Requirement: From the entries below, list each line with "Navy".

Source data:
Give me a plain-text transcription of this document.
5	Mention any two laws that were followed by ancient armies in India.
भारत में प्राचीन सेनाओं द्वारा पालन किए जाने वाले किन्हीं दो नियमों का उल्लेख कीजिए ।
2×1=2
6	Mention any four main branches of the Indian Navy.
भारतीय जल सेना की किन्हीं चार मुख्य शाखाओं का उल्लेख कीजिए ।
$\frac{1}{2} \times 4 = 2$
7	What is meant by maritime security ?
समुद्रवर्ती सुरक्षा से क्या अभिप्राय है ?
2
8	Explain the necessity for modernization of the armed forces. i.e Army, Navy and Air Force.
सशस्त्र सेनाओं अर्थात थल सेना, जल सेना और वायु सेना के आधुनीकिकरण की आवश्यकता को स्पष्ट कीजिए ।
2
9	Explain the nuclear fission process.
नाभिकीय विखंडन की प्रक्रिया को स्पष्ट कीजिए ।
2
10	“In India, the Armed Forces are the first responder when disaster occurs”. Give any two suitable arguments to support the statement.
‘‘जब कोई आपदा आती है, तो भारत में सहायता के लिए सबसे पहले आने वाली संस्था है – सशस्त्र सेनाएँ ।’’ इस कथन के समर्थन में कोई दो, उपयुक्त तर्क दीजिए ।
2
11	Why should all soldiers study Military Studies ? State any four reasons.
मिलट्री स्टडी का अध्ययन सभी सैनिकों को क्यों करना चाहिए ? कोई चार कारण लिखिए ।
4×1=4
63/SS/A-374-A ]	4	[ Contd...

Response to this task:
6	Mention any four main branches of the Indian Navy.
8	Explain the necessity for modernization of the armed forces. i.e Army, Navy and Air Force.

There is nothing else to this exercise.